INSTRUCTIONS FOR THE TASK:
Copy each line exactly.
————————
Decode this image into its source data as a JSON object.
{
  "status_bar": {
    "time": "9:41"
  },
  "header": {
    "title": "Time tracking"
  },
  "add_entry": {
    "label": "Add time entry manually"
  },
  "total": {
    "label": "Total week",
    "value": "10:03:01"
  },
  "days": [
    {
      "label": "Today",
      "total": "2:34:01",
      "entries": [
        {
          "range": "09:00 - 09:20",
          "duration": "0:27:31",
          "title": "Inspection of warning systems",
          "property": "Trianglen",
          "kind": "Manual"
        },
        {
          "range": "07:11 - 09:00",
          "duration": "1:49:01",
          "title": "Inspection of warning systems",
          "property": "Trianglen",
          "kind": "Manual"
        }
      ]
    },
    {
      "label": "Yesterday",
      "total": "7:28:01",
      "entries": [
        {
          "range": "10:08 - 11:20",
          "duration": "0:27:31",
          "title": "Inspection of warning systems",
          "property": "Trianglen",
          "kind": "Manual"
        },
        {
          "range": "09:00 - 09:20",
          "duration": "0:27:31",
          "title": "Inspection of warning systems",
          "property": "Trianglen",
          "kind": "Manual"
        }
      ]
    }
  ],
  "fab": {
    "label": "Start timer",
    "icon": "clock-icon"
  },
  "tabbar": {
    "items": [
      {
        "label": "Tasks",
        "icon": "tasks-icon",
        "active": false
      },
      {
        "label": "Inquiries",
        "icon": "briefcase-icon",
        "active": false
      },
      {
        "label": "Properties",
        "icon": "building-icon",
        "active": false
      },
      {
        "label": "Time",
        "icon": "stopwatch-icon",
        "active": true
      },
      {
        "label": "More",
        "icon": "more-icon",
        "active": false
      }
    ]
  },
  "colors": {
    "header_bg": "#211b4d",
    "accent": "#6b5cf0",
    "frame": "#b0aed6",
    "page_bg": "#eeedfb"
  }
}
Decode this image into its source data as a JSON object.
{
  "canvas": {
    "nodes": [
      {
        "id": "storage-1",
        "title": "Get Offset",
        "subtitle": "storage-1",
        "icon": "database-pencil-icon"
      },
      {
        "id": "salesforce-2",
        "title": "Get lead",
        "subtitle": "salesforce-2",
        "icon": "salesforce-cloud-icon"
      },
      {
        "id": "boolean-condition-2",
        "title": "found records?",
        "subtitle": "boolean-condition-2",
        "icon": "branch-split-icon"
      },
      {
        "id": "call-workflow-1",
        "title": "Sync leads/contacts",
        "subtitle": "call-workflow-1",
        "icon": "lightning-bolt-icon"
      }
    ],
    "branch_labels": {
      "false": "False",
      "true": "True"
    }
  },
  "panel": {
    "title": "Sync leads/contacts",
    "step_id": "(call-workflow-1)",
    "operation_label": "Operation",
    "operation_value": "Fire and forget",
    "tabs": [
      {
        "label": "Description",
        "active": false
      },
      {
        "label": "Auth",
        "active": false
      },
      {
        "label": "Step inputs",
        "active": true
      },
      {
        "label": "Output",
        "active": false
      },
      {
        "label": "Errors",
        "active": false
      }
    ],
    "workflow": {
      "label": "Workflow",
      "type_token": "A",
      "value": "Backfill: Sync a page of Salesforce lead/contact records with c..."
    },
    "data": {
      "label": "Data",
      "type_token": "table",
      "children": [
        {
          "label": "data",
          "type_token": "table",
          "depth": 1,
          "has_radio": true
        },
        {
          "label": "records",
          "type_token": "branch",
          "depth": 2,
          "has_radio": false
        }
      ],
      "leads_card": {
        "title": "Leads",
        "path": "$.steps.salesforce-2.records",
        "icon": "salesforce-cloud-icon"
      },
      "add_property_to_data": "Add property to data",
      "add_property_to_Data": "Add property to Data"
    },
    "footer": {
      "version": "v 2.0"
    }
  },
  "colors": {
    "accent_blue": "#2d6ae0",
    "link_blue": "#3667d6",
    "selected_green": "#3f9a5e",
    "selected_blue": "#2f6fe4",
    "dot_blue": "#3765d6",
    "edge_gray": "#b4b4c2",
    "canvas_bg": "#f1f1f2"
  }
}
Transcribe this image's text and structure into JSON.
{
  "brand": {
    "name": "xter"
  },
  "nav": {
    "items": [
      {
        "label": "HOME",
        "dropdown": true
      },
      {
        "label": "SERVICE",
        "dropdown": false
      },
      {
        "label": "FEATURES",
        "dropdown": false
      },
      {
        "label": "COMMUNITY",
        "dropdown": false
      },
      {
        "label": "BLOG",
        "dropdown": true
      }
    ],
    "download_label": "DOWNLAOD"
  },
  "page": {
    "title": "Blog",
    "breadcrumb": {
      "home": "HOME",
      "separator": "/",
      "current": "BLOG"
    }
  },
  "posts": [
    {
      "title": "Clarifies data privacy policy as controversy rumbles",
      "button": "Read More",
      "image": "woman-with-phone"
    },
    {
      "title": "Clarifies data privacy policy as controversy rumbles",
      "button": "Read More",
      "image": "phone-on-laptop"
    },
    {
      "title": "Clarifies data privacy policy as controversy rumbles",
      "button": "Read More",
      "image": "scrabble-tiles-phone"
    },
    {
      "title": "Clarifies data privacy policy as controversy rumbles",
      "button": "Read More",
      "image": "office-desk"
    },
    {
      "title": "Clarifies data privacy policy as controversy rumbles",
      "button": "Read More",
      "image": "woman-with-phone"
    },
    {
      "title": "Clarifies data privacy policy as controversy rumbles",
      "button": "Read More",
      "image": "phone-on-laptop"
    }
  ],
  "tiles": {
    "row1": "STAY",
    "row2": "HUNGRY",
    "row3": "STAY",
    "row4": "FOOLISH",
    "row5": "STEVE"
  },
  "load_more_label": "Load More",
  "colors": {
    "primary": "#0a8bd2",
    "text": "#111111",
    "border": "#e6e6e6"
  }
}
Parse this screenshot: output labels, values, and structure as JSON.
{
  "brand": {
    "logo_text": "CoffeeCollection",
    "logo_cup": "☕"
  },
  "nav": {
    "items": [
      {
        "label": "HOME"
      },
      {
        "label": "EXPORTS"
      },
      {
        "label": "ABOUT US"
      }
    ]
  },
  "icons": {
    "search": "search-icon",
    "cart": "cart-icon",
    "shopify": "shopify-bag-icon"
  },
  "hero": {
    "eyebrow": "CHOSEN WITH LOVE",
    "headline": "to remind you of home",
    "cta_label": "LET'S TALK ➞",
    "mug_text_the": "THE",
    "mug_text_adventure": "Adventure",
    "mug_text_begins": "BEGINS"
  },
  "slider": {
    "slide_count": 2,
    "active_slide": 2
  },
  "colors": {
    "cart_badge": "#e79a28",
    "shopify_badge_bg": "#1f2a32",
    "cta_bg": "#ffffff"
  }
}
————————
EXERCISE RESULT:
Decode this image into its source data as a JSON object.
{
  "status_bar": {
    "time": "9:41"
  },
  "header": {
    "title": "Time tracking"
  },
  "add_entry": {
    "label": "Add time entry manually"
  },
  "total": {
    "label": "Total week",
    "value": "10:03:01"
  },
  "days": [
    {
      "label": "Today",
      "total": "2:34:01",
      "entries": [
        {
          "range": "09:00 - 09:20",
          "duration": "0:27:31",
          "title": "Inspection of warning systems",
          "property": "Trianglen",
          "kind": "Manual"
        },
        {
          "range": "07:11 - 09:00",
          "duration": "1:49:01",
          "title": "Inspection of warning systems",
          "property": "Trianglen",
          "kind": "Manual"
        }
      ]
    },
    {
      "label": "Yesterday",
      "total": "7:28:01",
      "entries": [
        {
          "range": "10:08 - 11:20",
          "duration": "0:27:31",
          "title": "Inspection of warning systems",
          "property": "Trianglen",
          "kind": "Manual"
        },
        {
          "range": "09:00 - 09:20",
          "duration": "0:27:31",
          "title": "Inspection of warning systems",
          "property": "Trianglen",
          "kind": "Manual"
        }
      ]
    }
  ],
  "fab": {
    "label": "Start timer",
    "icon": "clock-icon"
  },
  "tabbar": {
    "items": [
      {
        "label": "Tasks",
        "icon": "tasks-icon",
        "active": false
      },
      {
        "label": "Inquiries",
        "icon": "briefcase-icon",
        "active": false
      },
      {
        "label": "Properties",
        "icon": "building-icon",
        "active": false
      },
      {
        "label": "Time",
        "icon": "stopwatch-icon",
        "active": true
      },
      {
        "label": "More",
        "icon": "more-icon",
        "active": false
      }
    ]
  },
  "colors": {
    "header_bg": "#211b4d",
    "accent": "#6b5cf0",
    "frame": "#b0aed6",
    "page_bg": "#eeedfb"
  }
}
Decode this image into its source data as a JSON object.
{
  "canvas": {
    "nodes": [
      {
        "id": "storage-1",
        "title": "Get Offset",
        "subtitle": "storage-1",
        "icon": "database-pencil-icon"
      },
      {
        "id": "salesforce-2",
        "title": "Get lead",
        "subtitle": "salesforce-2",
        "icon": "salesforce-cloud-icon"
      },
      {
        "id": "boolean-condition-2",
        "title": "found records?",
        "subtitle": "boolean-condition-2",
        "icon": "branch-split-icon"
      },
      {
        "id": "call-workflow-1",
        "title": "Sync leads/contacts",
        "subtitle": "call-workflow-1",
        "icon": "lightning-bolt-icon"
      }
    ],
    "branch_labels": {
      "false": "False",
      "true": "True"
    }
  },
  "panel": {
    "title": "Sync leads/contacts",
    "step_id": "(call-workflow-1)",
    "operation_label": "Operation",
    "operation_value": "Fire and forget",
    "tabs": [
      {
        "label": "Description",
        "active": false
      },
      {
        "label": "Auth",
        "active": false
      },
      {
        "label": "Step inputs",
        "active": true
      },
      {
        "label": "Output",
        "active": false
      },
      {
        "label": "Errors",
        "active": false
      }
    ],
    "workflow": {
      "label": "Workflow",
      "type_token": "A",
      "value": "Backfill: Sync a page of Salesforce lead/contact records with c..."
    },
    "data": {
      "label": "Data",
      "type_token": "table",
      "children": [
        {
          "label": "data",
          "type_token": "table",
          "depth": 1,
          "has_radio": true
        },
        {
          "label": "records",
          "type_token": "branch",
          "depth": 2,
          "has_radio": false
        }
      ],
      "leads_card": {
        "title": "Leads",
        "path": "$.steps.salesforce-2.records",
        "icon": "salesforce-cloud-icon"
      },
      "add_property_to_data": "Add property to data",
      "add_property_to_Data": "Add property to Data"
    },
    "footer": {
      "version": "v 2.0"
    }
  },
  "colors": {
    "accent_blue": "#2d6ae0",
    "link_blue": "#3667d6",
    "selected_green": "#3f9a5e",
    "selected_blue": "#2f6fe4",
    "dot_blue": "#3765d6",
    "edge_gray": "#b4b4c2",
    "canvas_bg": "#f1f1f2"
  }
}
Transcribe this image's text and structure into JSON.
{
  "brand": {
    "name": "xter"
  },
  "nav": {
    "items": [
      {
        "label": "HOME",
        "dropdown": true
      },
      {
        "label": "SERVICE",
        "dropdown": false
      },
      {
        "label": "FEATURES",
        "dropdown": false
      },
      {
        "label": "COMMUNITY",
        "dropdown": false
      },
      {
        "label": "BLOG",
        "dropdown": true
      }
    ],
    "download_label": "DOWNLAOD"
  },
  "page": {
    "title": "Blog",
    "breadcrumb": {
      "home": "HOME",
      "separator": "/",
      "current": "BLOG"
    }
  },
  "posts": [
    {
      "title": "Clarifies data privacy policy as controversy rumbles",
      "button": "Read More",
      "image": "woman-with-phone"
    },
    {
      "title": "Clarifies data privacy policy as controversy rumbles",
      "button": "Read More",
      "image": "phone-on-laptop"
    },
    {
      "title": "Clarifies data privacy policy as controversy rumbles",
      "button": "Read More",
      "image": "scrabble-tiles-phone"
    },
    {
      "title": "Clarifies data privacy policy as controversy rumbles",
      "button": "Read More",
      "image": "office-desk"
    },
    {
      "title": "Clarifies data privacy policy as controversy rumbles",
      "button": "Read More",
      "image": "woman-with-phone"
    },
    {
      "title": "Clarifies data privacy policy as controversy rumbles",
      "button": "Read More",
      "image": "phone-on-laptop"
    }
  ],
  "tiles": {
    "row1": "STAY",
    "row2": "HUNGRY",
    "row3": "STAY",
    "row4": "FOOLISH",
    "row5": "STEVE"
  },
  "load_more_label": "Load More",
  "colors": {
    "primary": "#0a8bd2",
    "text": "#111111",
    "border": "#e6e6e6"
  }
}
Parse this screenshot: output labels, values, and structure as JSON.
{
  "brand": {
    "logo_text": "CoffeeCollection",
    "logo_cup": "☕"
  },
  "nav": {
    "items": [
      {
        "label": "HOME"
      },
      {
        "label": "EXPORTS"
      },
      {
        "label": "ABOUT US"
      }
    ]
  },
  "icons": {
    "search": "search-icon",
    "cart": "cart-icon",
    "shopify": "shopify-bag-icon"
  },
  "hero": {
    "eyebrow": "CHOSEN WITH LOVE",
    "headline": "to remind you of home",
    "cta_label": "LET'S TALK ➞",
    "mug_text_the": "THE",
    "mug_text_adventure": "Adventure",
    "mug_text_begins": "BEGINS"
  },
  "slider": {
    "slide_count": 2,
    "active_slide": 2
  },
  "colors": {
    "cart_badge": "#e79a28",
    "shopify_badge_bg": "#1f2a32",
    "cta_bg": "#ffffff"
  }
}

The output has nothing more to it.